(Dataset entries)

>> Start

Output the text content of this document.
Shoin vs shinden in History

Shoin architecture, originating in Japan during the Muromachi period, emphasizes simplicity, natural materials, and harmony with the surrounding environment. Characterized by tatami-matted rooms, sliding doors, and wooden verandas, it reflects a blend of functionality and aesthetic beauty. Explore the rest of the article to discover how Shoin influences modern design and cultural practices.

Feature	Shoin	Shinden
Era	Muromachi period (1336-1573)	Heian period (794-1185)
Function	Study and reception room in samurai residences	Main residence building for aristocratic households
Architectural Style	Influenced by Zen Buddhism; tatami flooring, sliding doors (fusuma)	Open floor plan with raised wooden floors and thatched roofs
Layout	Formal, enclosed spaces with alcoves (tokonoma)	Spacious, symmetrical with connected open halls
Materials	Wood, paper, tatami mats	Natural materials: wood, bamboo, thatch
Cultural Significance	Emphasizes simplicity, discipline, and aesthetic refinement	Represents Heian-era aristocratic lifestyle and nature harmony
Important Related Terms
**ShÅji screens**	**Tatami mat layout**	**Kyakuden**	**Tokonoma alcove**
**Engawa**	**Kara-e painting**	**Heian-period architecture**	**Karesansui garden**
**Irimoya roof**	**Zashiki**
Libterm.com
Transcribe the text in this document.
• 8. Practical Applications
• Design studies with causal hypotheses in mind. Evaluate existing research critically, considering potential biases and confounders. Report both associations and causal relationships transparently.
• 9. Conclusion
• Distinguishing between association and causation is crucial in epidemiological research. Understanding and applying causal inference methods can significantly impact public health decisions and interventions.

>> End

# Problem requirements
Check all the records above and select each line where the string "Muromachi" is found.

# Answer to this task
Shoin architecture, originating in Japan during the Muromachi period, emphasizes simplicity, natural materials, and harmony with the surrounding environment. Characterized by tatami-matted rooms, sliding doors, and wooden verandas, it reflects a blend of functionality and aesthetic beauty. Explore the rest of the article to discover how Shoin influences modern design and cultural practices.
Era	Muromachi period (1336-1573)	Heian period (794-1185)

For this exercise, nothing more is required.